— START OF Records provided —

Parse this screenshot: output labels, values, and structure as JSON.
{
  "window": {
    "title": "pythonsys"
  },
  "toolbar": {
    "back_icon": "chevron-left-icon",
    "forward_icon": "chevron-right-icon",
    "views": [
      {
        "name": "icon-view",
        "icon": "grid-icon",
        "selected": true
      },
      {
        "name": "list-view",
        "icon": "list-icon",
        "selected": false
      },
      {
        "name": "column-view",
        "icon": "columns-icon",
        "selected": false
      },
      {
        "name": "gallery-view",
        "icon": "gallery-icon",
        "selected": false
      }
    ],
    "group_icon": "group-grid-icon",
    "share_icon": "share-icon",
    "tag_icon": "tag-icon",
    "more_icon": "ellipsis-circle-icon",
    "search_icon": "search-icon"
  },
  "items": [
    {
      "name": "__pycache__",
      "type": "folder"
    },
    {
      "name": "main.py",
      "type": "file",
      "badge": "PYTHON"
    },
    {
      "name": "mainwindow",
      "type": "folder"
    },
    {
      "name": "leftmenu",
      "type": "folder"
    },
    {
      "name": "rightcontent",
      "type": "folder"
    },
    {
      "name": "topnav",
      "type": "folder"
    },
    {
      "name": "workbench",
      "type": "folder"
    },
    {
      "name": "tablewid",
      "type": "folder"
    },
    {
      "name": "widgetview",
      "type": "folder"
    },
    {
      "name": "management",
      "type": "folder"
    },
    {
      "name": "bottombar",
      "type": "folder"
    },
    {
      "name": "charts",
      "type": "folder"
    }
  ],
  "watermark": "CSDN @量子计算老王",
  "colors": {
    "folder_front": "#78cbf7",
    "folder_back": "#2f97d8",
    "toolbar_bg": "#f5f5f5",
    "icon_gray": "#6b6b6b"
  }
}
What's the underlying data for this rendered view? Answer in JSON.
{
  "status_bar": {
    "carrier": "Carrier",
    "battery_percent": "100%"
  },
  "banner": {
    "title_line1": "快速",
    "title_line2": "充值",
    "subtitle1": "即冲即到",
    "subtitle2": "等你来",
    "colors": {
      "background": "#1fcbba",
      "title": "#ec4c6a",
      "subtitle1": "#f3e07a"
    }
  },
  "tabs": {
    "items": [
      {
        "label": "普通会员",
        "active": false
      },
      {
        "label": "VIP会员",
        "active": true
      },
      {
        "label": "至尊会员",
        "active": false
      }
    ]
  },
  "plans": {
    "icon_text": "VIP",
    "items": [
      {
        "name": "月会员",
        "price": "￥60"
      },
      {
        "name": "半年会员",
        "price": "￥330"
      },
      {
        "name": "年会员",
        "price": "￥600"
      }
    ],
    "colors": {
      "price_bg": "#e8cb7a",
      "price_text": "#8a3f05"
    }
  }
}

— END OF Records provided —

## [Exercise objective]
Output the records verbatim, from the first line to the last.

## [Answer to this problem]
Parse this screenshot: output labels, values, and structure as JSON.
{
  "window": {
    "title": "pythonsys"
  },
  "toolbar": {
    "back_icon": "chevron-left-icon",
    "forward_icon": "chevron-right-icon",
    "views": [
      {
        "name": "icon-view",
        "icon": "grid-icon",
        "selected": true
      },
      {
        "name": "list-view",
        "icon": "list-icon",
        "selected": false
      },
      {
        "name": "column-view",
        "icon": "columns-icon",
        "selected": false
      },
      {
        "name": "gallery-view",
        "icon": "gallery-icon",
        "selected": false
      }
    ],
    "group_icon": "group-grid-icon",
    "share_icon": "share-icon",
    "tag_icon": "tag-icon",
    "more_icon": "ellipsis-circle-icon",
    "search_icon": "search-icon"
  },
  "items": [
    {
      "name": "__pycache__",
      "type": "folder"
    },
    {
      "name": "main.py",
      "type": "file",
      "badge": "PYTHON"
    },
    {
      "name": "mainwindow",
      "type": "folder"
    },
    {
      "name": "leftmenu",
      "type": "folder"
    },
    {
      "name": "rightcontent",
      "type": "folder"
    },
    {
      "name": "topnav",
      "type": "folder"
    },
    {
      "name": "workbench",
      "type": "folder"
    },
    {
      "name": "tablewid",
      "type": "folder"
    },
    {
      "name": "widgetview",
      "type": "folder"
    },
    {
      "name": "management",
      "type": "folder"
    },
    {
      "name": "bottombar",
      "type": "folder"
    },
    {
      "name": "charts",
      "type": "folder"
    }
  ],
  "watermark": "CSDN @量子计算老王",
  "colors": {
    "folder_front": "#78cbf7",
    "folder_back": "#2f97d8",
    "toolbar_bg": "#f5f5f5",
    "icon_gray": "#6b6b6b"
  }
}
What's the underlying data for this rendered view? Answer in JSON.
{
  "status_bar": {
    "carrier": "Carrier",
    "battery_percent": "100%"
  },
  "banner": {
    "title_line1": "快速",
    "title_line2": "充值",
    "subtitle1": "即冲即到",
    "subtitle2": "等你来",
    "colors": {
      "background": "#1fcbba",
      "title": "#ec4c6a",
      "subtitle1": "#f3e07a"
    }
  },
  "tabs": {
    "items": [
      {
        "label": "普通会员",
        "active": false
      },
      {
        "label": "VIP会员",
        "active": true
      },
      {
        "label": "至尊会员",
        "active": false
      }
    ]
  },
  "plans": {
    "icon_text": "VIP",
    "items": [
      {
        "name": "月会员",
        "price": "￥60"
      },
      {
        "name": "半年会员",
        "price": "￥330"
      },
      {
        "name": "年会员",
        "price": "￥600"
      }
    ],
    "colors": {
      "price_bg": "#e8cb7a",
      "price_text": "#8a3f05"
    }
  }
}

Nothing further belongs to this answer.